▸ **DIRECTIONS**: Convert every line of the material below into a JSON list of strings, with one string per line and no entries for blank lines.

▸ **RECORDS FOR THIS TASK**:
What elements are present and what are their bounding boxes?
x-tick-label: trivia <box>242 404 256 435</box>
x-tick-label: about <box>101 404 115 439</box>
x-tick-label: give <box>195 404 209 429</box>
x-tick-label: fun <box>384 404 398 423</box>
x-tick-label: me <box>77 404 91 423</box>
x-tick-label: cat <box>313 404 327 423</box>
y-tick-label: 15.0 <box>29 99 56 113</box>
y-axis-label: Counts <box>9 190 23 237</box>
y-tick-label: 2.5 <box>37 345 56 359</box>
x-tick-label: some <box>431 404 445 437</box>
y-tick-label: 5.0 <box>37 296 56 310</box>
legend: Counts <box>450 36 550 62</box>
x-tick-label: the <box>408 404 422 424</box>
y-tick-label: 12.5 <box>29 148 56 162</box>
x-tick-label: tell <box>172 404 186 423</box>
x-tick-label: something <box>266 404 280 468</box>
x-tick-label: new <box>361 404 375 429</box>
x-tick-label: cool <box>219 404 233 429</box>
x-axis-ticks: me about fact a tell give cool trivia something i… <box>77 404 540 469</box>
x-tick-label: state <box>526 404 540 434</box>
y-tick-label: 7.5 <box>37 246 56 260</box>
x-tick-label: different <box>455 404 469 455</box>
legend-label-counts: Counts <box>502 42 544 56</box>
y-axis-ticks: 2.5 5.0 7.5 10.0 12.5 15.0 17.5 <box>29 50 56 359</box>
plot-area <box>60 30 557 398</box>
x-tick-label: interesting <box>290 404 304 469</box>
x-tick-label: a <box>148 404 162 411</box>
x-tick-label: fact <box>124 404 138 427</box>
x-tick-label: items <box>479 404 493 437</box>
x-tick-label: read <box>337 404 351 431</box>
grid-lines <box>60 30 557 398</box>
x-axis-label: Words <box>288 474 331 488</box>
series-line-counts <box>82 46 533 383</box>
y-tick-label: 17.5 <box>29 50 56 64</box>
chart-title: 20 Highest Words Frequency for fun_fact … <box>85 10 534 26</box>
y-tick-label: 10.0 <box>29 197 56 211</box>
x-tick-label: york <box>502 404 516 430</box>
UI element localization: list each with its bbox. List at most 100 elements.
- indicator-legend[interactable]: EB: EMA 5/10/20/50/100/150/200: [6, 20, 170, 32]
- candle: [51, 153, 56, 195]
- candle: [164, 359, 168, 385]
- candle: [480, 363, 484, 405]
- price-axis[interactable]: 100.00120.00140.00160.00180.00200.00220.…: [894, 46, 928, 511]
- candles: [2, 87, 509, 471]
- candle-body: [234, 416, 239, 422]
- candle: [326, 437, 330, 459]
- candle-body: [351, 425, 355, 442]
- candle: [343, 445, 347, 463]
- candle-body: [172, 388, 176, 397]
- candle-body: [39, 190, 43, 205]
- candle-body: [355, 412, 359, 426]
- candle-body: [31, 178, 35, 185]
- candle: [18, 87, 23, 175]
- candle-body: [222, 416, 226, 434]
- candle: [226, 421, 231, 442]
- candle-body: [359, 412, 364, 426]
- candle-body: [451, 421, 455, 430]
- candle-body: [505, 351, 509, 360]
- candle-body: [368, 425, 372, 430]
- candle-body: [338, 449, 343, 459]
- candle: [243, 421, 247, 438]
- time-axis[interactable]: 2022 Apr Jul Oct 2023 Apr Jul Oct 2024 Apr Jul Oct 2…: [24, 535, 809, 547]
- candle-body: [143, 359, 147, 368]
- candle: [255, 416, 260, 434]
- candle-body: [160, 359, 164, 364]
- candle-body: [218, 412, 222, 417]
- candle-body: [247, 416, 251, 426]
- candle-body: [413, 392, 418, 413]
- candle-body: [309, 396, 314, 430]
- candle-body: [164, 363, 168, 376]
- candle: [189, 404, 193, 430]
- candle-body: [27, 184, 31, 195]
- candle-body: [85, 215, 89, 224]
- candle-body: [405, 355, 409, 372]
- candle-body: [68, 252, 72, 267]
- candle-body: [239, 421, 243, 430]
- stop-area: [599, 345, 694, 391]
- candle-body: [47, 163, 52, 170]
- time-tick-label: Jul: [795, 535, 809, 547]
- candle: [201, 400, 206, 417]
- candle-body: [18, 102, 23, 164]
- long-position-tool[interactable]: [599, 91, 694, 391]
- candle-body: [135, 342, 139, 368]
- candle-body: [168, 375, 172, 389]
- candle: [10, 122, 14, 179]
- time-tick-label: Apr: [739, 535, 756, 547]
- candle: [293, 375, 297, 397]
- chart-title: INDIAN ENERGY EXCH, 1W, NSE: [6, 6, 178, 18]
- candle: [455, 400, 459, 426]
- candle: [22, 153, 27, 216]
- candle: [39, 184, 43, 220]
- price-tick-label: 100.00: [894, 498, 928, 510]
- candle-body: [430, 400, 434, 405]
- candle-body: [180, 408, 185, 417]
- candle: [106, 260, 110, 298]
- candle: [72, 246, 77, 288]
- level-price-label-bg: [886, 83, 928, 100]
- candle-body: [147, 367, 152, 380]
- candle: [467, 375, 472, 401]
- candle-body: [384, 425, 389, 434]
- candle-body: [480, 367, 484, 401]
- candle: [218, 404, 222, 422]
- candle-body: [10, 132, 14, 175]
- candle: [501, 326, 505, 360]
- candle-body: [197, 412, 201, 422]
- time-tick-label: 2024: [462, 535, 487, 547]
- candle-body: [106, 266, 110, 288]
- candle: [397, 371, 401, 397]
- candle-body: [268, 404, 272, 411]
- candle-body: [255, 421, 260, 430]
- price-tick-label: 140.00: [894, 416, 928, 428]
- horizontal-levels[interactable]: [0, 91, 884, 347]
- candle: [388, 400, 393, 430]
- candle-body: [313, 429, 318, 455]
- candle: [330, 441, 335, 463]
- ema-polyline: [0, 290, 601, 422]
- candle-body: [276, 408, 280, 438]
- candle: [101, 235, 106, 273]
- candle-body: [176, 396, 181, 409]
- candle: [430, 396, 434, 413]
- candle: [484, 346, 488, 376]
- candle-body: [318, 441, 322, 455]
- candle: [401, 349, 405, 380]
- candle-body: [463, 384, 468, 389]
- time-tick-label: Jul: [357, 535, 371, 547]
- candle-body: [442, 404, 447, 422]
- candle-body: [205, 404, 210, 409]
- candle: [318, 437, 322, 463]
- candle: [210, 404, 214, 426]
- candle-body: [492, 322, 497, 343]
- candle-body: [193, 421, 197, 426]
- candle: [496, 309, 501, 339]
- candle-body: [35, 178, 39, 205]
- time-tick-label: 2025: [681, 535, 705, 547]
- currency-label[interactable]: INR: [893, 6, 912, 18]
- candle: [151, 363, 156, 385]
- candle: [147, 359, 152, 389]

▸ **WRITTEN ANSWER**:
[
  "What elements are present and what are their bounding boxes?",
  "x-tick-label: trivia <box>242 404 256 435</box>",
  "x-tick-label: about <box>101 404 115 439</box>",
  "x-tick-label: give <box>195 404 209 429</box>",
  "x-tick-label: fun <box>384 404 398 423</box>",
  "x-tick-label: me <box>77 404 91 423</box>",
  "x-tick-label: cat <box>313 404 327 423</box>",
  "y-tick-label: 15.0 <box>29 99 56 113</box>",
  "y-axis-label: Counts <box>9 190 23 237</box>",
  "y-tick-label: 2.5 <box>37 345 56 359</box>",
  "x-tick-label: some <box>431 404 445 437</box>",
  "y-tick-label: 5.0 <box>37 296 56 310</box>",
  "legend: Counts <box>450 36 550 62</box>",
  "x-tick-label: the <box>408 404 422 424</box>",
  "y-tick-label: 12.5 <box>29 148 56 162</box>",
  "x-tick-label: tell <box>172 404 186 423</box>",
  "x-tick-label: something <box>266 404 280 468</box>",
  "x-tick-label: new <box>361 404 375 429</box>",
  "x-tick-label: cool <box>219 404 233 429</box>",
  "x-axis-ticks: me about fact a tell give cool trivia something i… <box>77 404 540 469</box>",
  "x-tick-label: state <box>526 404 540 434</box>",
  "y-tick-label: 7.5 <box>37 246 56 260</box>",
  "x-tick-label: different <box>455 404 469 455</box>",
  "legend-label-counts: Counts <box>502 42 544 56</box>",
  "y-axis-ticks: 2.5 5.0 7.5 10.0 12.5 15.0 17.5 <box>29 50 56 359</box>",
  "plot-area <box>60 30 557 398</box>",
  "x-tick-label: interesting <box>290 404 304 469</box>",
  "x-tick-label: a <box>148 404 162 411</box>",
  "x-tick-label: fact <box>124 404 138 427</box>",
  "x-tick-label: items <box>479 404 493 437</box>",
  "x-tick-label: read <box>337 404 351 431</box>",
  "grid-lines <box>60 30 557 398</box>",
  "x-axis-label: Words <box>288 474 331 488</box>",
  "series-line-counts <box>82 46 533 383</box>",
  "y-tick-label: 17.5 <box>29 50 56 64</box>",
  "chart-title: 20 Highest Words Frequency for fun_fact … <box>85 10 534 26</box>",
  "y-tick-label: 10.0 <box>29 197 56 211</box>",
  "x-tick-label: york <box>502 404 516 430</box>",
  "UI element localization: list each with its bbox. List at most 100 elements.",
  "- indicator-legend[interactable]: EB: EMA 5/10/20/50/100/150/200: [6, 20, 170, 32]",
  "- candle: [51, 153, 56, 195]",
  "- candle: [164, 359, 168, 385]",
  "- candle: [480, 363, 484, 405]",
  "- price-axis[interactable]: 100.00120.00140.00160.00180.00200.00220.…: [894, 46, 928, 511]",
  "- candles: [2, 87, 509, 471]",
  "- candle-body: [234, 416, 239, 422]",
  "- candle: [326, 437, 330, 459]",
  "- candle-body: [351, 425, 355, 442]",
  "- candle: [343, 445, 347, 463]",
  "- candle-body: [172, 388, 176, 397]",
  "- candle-body: [39, 190, 43, 205]",
  "- candle-body: [355, 412, 359, 426]",
  "- candle-body: [31, 178, 35, 185]",
  "- candle: [18, 87, 23, 175]",
  "- candle-body: [222, 416, 226, 434]",
  "- candle: [226, 421, 231, 442]",
  "- candle-body: [359, 412, 364, 426]",
  "- candle-body: [451, 421, 455, 430]",
  "- candle-body: [505, 351, 509, 360]",
  "- candle-body: [368, 425, 372, 430]",
  "- candle-body: [338, 449, 343, 459]",
  "- candle: [243, 421, 247, 438]",
  "- time-axis[interactable]: 2022 Apr Jul Oct 2023 Apr Jul Oct 2024 Apr Jul Oct 2…: [24, 535, 809, 547]",
  "- candle-body: [143, 359, 147, 368]",
  "- candle: [255, 416, 260, 434]",
  "- candle-body: [160, 359, 164, 364]",
  "- candle-body: [218, 412, 222, 417]",
  "- candle-body: [247, 416, 251, 426]",
  "- candle-body: [413, 392, 418, 413]",
  "- candle-body: [309, 396, 314, 430]",
  "- candle-body: [164, 363, 168, 376]",
  "- candle: [189, 404, 193, 430]",
  "- candle-body: [27, 184, 31, 195]",
  "- candle-body: [85, 215, 89, 224]",
  "- candle-body: [405, 355, 409, 372]",
  "- candle-body: [68, 252, 72, 267]",
  "- candle-body: [239, 421, 243, 430]",
  "- stop-area: [599, 345, 694, 391]",
  "- candle-body: [47, 163, 52, 170]",
  "- time-tick-label: Jul: [795, 535, 809, 547]",
  "- candle: [201, 400, 206, 417]",
  "- candle-body: [18, 102, 23, 164]",
  "- long-position-tool[interactable]: [599, 91, 694, 391]",
  "- candle-body: [135, 342, 139, 368]",
  "- candle-body: [168, 375, 172, 389]",
  "- candle: [10, 122, 14, 179]",
  "- time-tick-label: Apr: [739, 535, 756, 547]",
  "- candle: [293, 375, 297, 397]",
  "- chart-title: INDIAN ENERGY EXCH, 1W, NSE: [6, 6, 178, 18]",
  "- candle: [455, 400, 459, 426]",
  "- candle: [22, 153, 27, 216]",
  "- candle: [39, 184, 43, 220]",
  "- price-tick-label: 100.00: [894, 498, 928, 510]",
  "- candle-body: [430, 400, 434, 405]",
  "- candle-body: [180, 408, 185, 417]",
  "- candle: [106, 260, 110, 298]",
  "- candle: [72, 246, 77, 288]",
  "- level-price-label-bg: [886, 83, 928, 100]",
  "- candle-body: [147, 367, 152, 380]",
  "- candle: [467, 375, 472, 401]",
  "- candle-body: [384, 425, 389, 434]",
  "- candle-body: [480, 367, 484, 401]",
  "- candle: [218, 404, 222, 422]",
  "- candle-body: [10, 132, 14, 175]",
  "- candle: [501, 326, 505, 360]",
  "- candle-body: [197, 412, 201, 422]",
  "- time-tick-label: 2024: [462, 535, 487, 547]",
  "- candle-body: [106, 266, 110, 288]",
  "- candle: [397, 371, 401, 397]",
  "- candle-body: [268, 404, 272, 411]",
  "- candle-body: [255, 421, 260, 430]",
  "- price-tick-label: 140.00: [894, 416, 928, 428]",
  "- horizontal-levels[interactable]: [0, 91, 884, 347]",
  "- candle: [388, 400, 393, 430]",
  "- candle-body: [313, 429, 318, 455]",
  "- candle: [330, 441, 335, 463]",
  "- ema-polyline: [0, 290, 601, 422]",
  "- candle-body: [276, 408, 280, 438]",
  "- candle: [101, 235, 106, 273]",
  "- candle-body: [176, 396, 181, 409]",
  "- candle: [430, 396, 434, 413]",
  "- candle: [484, 346, 488, 376]",
  "- candle-body: [318, 441, 322, 455]",
  "- candle: [401, 349, 405, 380]",
  "- candle-body: [463, 384, 468, 389]",
  "- time-tick-label: Jul: [357, 535, 371, 547]",
  "- candle-body: [442, 404, 447, 422]",
  "- candle-body: [205, 404, 210, 409]",
  "- candle: [318, 437, 322, 463]",
  "- candle: [210, 404, 214, 426]",
  "- candle-body: [492, 322, 497, 343]",
  "- candle-body: [193, 421, 197, 426]",
  "- candle: [496, 309, 501, 339]",
  "- candle-body: [35, 178, 39, 205]",
  "- time-tick-label: 2025: [681, 535, 705, 547]",
  "- currency-label[interactable]: INR: [893, 6, 912, 18]",
  "- candle: [151, 363, 156, 385]",
  "- candle: [147, 359, 152, 389]"
]